● **Request**
Determine how many lines include the string "setAesKey". Output that number only.

● **Data listing**
----
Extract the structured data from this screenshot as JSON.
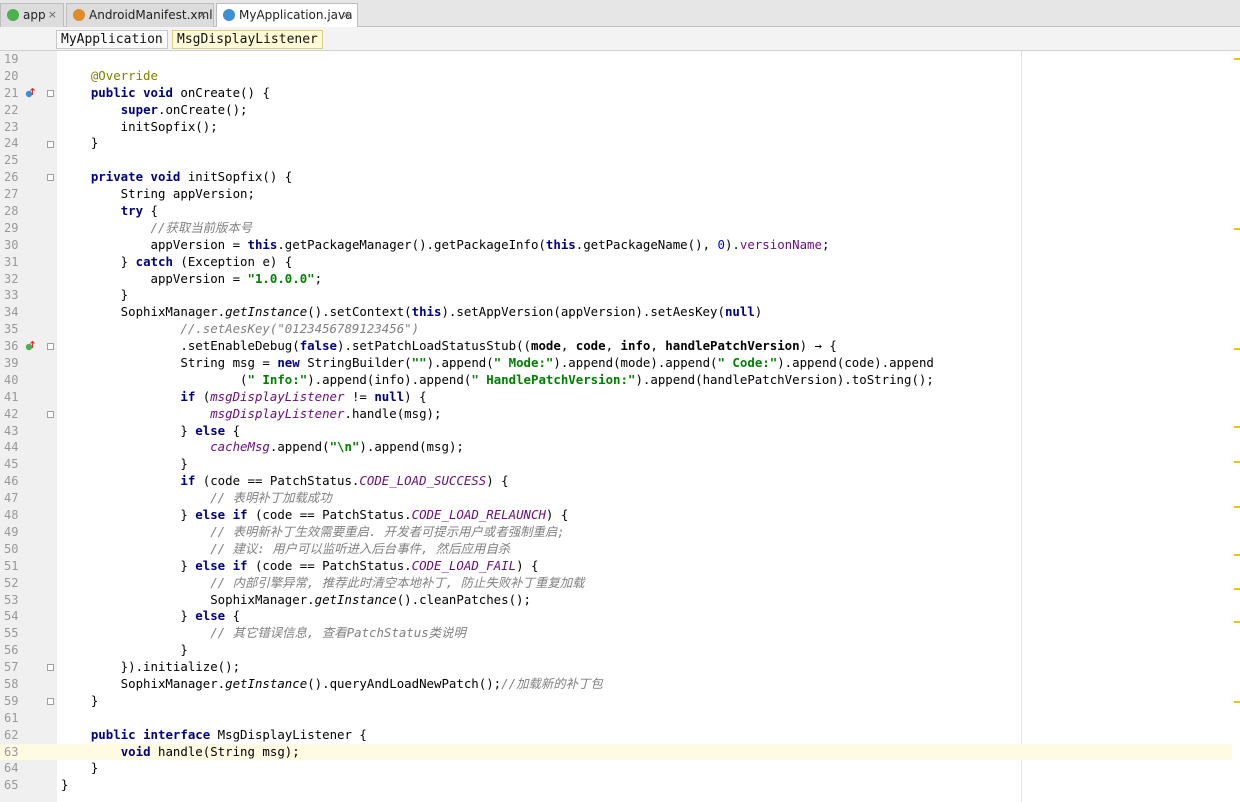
{
  "tabs": [
    {
      "label": "app",
      "icon": "android-module-icon",
      "color": "#4caf50",
      "active": false
    },
    {
      "label": "AndroidManifest.xml",
      "icon": "manifest-file-icon",
      "color": "#e08b2a",
      "active": false
    },
    {
      "label": "MyApplication.java",
      "icon": "java-class-icon",
      "color": "#3d8fd6",
      "active": true
    }
  ],
  "close_glyph": "×",
  "breadcrumbs": [
    {
      "label": "MyApplication"
    },
    {
      "label": "MsgDisplayListener"
    }
  ],
  "editor": {
    "current_line": 63,
    "lines": [
      {
        "n": "19",
        "t": ""
      },
      {
        "n": "20",
        "t": "    @Override"
      },
      {
        "n": "21",
        "t": "    public void onCreate() {"
      },
      {
        "n": "22",
        "t": "        super.onCreate();"
      },
      {
        "n": "23",
        "t": "        initSopfix();"
      },
      {
        "n": "24",
        "t": "    }"
      },
      {
        "n": "25",
        "t": ""
      },
      {
        "n": "26",
        "t": "    private void initSopfix() {"
      },
      {
        "n": "27",
        "t": "        String appVersion;"
      },
      {
        "n": "28",
        "t": "        try {"
      },
      {
        "n": "29",
        "t": "            //获取当前版本号"
      },
      {
        "n": "30",
        "t": "            appVersion = this.getPackageManager().getPackageInfo(this.getPackageName(), 0).versionName;"
      },
      {
        "n": "31",
        "t": "        } catch (Exception e) {"
      },
      {
        "n": "32",
        "t": "            appVersion = \"1.0.0.0\";"
      },
      {
        "n": "33",
        "t": "        }"
      },
      {
        "n": "34",
        "t": "        SophixManager.getInstance().setContext(this).setAppVersion(appVersion).setAesKey(null)"
      },
      {
        "n": "35",
        "t": "                //.setAesKey(\"0123456789123456\")"
      },
      {
        "n": "36",
        "t": "                .setEnableDebug(false).setPatchLoadStatusStub((mode, code, info, handlePatchVersion) → {"
      },
      {
        "n": "39",
        "t": "                String msg = new StringBuilder(\"\").append(\" Mode:\").append(mode).append(\" Code:\").append(code).append"
      },
      {
        "n": "40",
        "t": "                        (\" Info:\").append(info).append(\" HandlePatchVersion:\").append(handlePatchVersion).toString();"
      },
      {
        "n": "41",
        "t": "                if (msgDisplayListener != null) {"
      },
      {
        "n": "42",
        "t": "                    msgDisplayListener.handle(msg);"
      },
      {
        "n": "43",
        "t": "                } else {"
      },
      {
        "n": "44",
        "t": "                    cacheMsg.append(\"\\n\").append(msg);"
      },
      {
        "n": "45",
        "t": "                }"
      },
      {
        "n": "46",
        "t": "                if (code == PatchStatus.CODE_LOAD_SUCCESS) {"
      },
      {
        "n": "47",
        "t": "                    // 表明补丁加载成功"
      },
      {
        "n": "48",
        "t": "                } else if (code == PatchStatus.CODE_LOAD_RELAUNCH) {"
      },
      {
        "n": "49",
        "t": "                    // 表明新补丁生效需要重启. 开发者可提示用户或者强制重启;"
      },
      {
        "n": "50",
        "t": "                    // 建议: 用户可以监听进入后台事件, 然后应用自杀"
      },
      {
        "n": "51",
        "t": "                } else if (code == PatchStatus.CODE_LOAD_FAIL) {"
      },
      {
        "n": "52",
        "t": "                    // 内部引擎异常, 推荐此时清空本地补丁, 防止失败补丁重复加载"
      },
      {
        "n": "53",
        "t": "                    SophixManager.getInstance().cleanPatches();"
      },
      {
        "n": "54",
        "t": "                } else {"
      },
      {
        "n": "55",
        "t": "                    // 其它错误信息, 查看PatchStatus类说明"
      },
      {
        "n": "56",
        "t": "                }"
      },
      {
        "n": "57",
        "t": "        }).initialize();"
      },
      {
        "n": "58",
        "t": "        SophixManager.getInstance().queryAndLoadNewPatch();//加载新的补丁包"
      },
      {
        "n": "59",
        "t": "    }"
      },
      {
        "n": "61",
        "t": ""
      },
      {
        "n": "62",
        "t": "    public interface MsgDisplayListener {"
      },
      {
        "n": "63",
        "t": "        void handle(String msg);"
      },
      {
        "n": "64",
        "t": "    }"
      },
      {
        "n": "65",
        "t": "}"
      }
    ]
  },
  "gutter_icons": [
    {
      "line": "21",
      "name": "override-method-icon"
    },
    {
      "line": "36",
      "name": "implement-method-icon"
    }
  ],
  "fold_markers": [
    "21",
    "24",
    "26",
    "36",
    "42",
    "57",
    "59",
    "63"
  ],
  "error_stripe_color": "#e6c800",
  "colors": {
    "keyword": "#000080",
    "string": "#008000",
    "comment": "#808080",
    "field": "#660e7a",
    "number": "#0000ff",
    "annotation": "#808000"
  }
}
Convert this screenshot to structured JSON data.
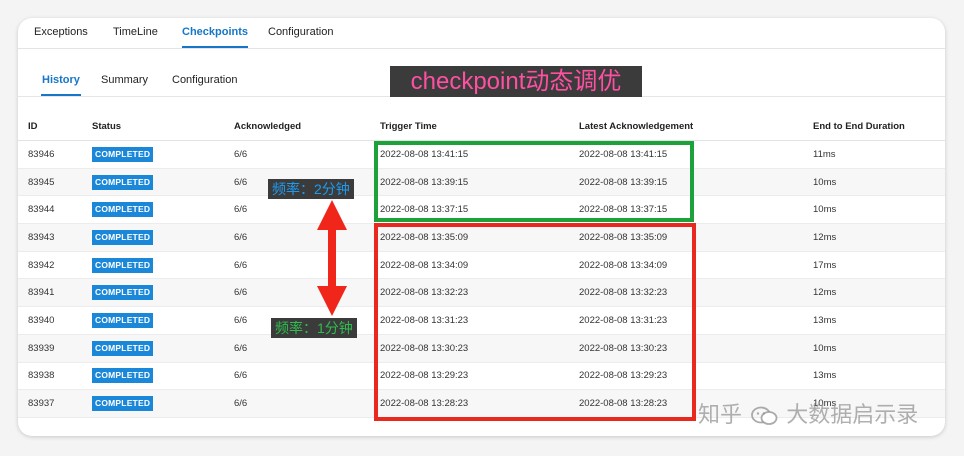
{
  "top_tabs": {
    "items": [
      {
        "label": "Exceptions"
      },
      {
        "label": "TimeLine"
      },
      {
        "label": "Checkpoints"
      },
      {
        "label": "Configuration"
      }
    ],
    "active": "Checkpoints"
  },
  "sub_tabs": {
    "items": [
      {
        "label": "History"
      },
      {
        "label": "Summary"
      },
      {
        "label": "Configuration"
      }
    ],
    "active": "History"
  },
  "overlay": {
    "title": "checkpoint动态调优",
    "note_2min": "频率：2分钟",
    "note_1min": "频率：1分钟"
  },
  "table": {
    "headers": [
      "ID",
      "Status",
      "Acknowledged",
      "Trigger Time",
      "Latest Acknowledgement",
      "End to End Duration"
    ],
    "rows": [
      {
        "id": "83946",
        "status": "COMPLETED",
        "ack": "6/6",
        "trigger": "2022-08-08 13:41:15",
        "latest": "2022-08-08 13:41:15",
        "duration": "11ms"
      },
      {
        "id": "83945",
        "status": "COMPLETED",
        "ack": "6/6",
        "trigger": "2022-08-08 13:39:15",
        "latest": "2022-08-08 13:39:15",
        "duration": "10ms"
      },
      {
        "id": "83944",
        "status": "COMPLETED",
        "ack": "6/6",
        "trigger": "2022-08-08 13:37:15",
        "latest": "2022-08-08 13:37:15",
        "duration": "10ms"
      },
      {
        "id": "83943",
        "status": "COMPLETED",
        "ack": "6/6",
        "trigger": "2022-08-08 13:35:09",
        "latest": "2022-08-08 13:35:09",
        "duration": "12ms"
      },
      {
        "id": "83942",
        "status": "COMPLETED",
        "ack": "6/6",
        "trigger": "2022-08-08 13:34:09",
        "latest": "2022-08-08 13:34:09",
        "duration": "17ms"
      },
      {
        "id": "83941",
        "status": "COMPLETED",
        "ack": "6/6",
        "trigger": "2022-08-08 13:32:23",
        "latest": "2022-08-08 13:32:23",
        "duration": "12ms"
      },
      {
        "id": "83940",
        "status": "COMPLETED",
        "ack": "6/6",
        "trigger": "2022-08-08 13:31:23",
        "latest": "2022-08-08 13:31:23",
        "duration": "13ms"
      },
      {
        "id": "83939",
        "status": "COMPLETED",
        "ack": "6/6",
        "trigger": "2022-08-08 13:30:23",
        "latest": "2022-08-08 13:30:23",
        "duration": "10ms"
      },
      {
        "id": "83938",
        "status": "COMPLETED",
        "ack": "6/6",
        "trigger": "2022-08-08 13:29:23",
        "latest": "2022-08-08 13:29:23",
        "duration": "13ms"
      },
      {
        "id": "83937",
        "status": "COMPLETED",
        "ack": "6/6",
        "trigger": "2022-08-08 13:28:23",
        "latest": "2022-08-08 13:28:23",
        "duration": "10ms"
      }
    ]
  },
  "watermark": {
    "prefix": "知乎",
    "logo_icon": "wechat-logo-icon",
    "suffix": "大数据启示录"
  },
  "colors": {
    "accent": "#1677c8",
    "badge": "#1b87d8",
    "green_box": "#1da23b",
    "red_box": "#e9291f",
    "overlay_title": "#ff4fa3"
  }
}
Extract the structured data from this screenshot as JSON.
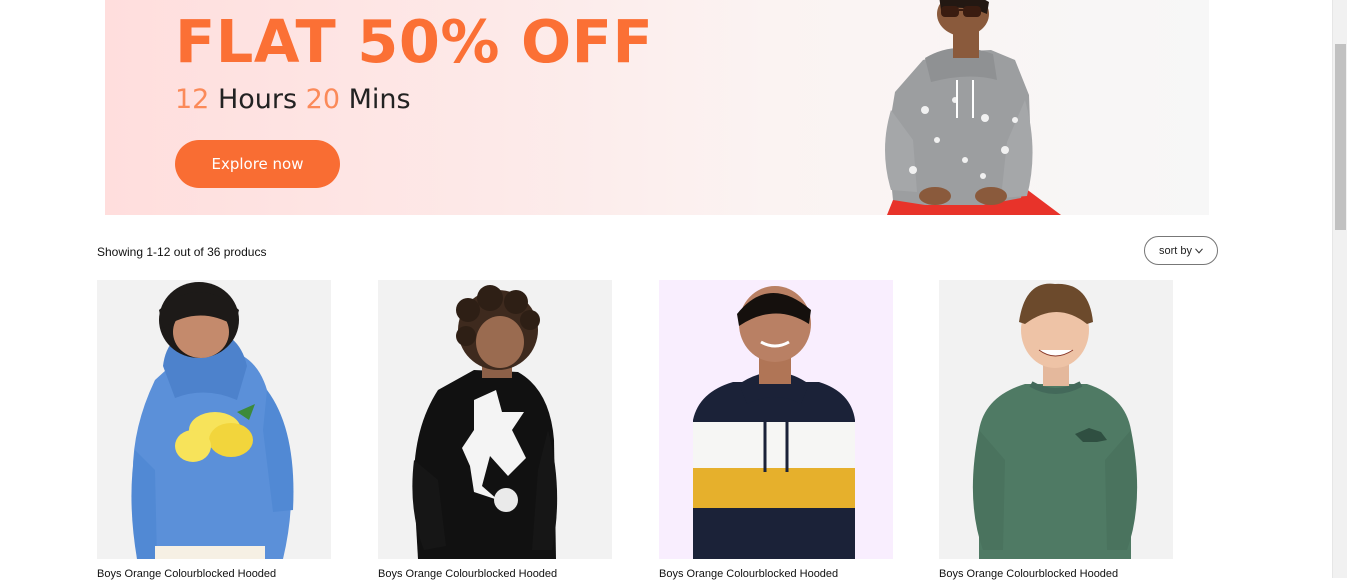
----
● **Answer to this task**
2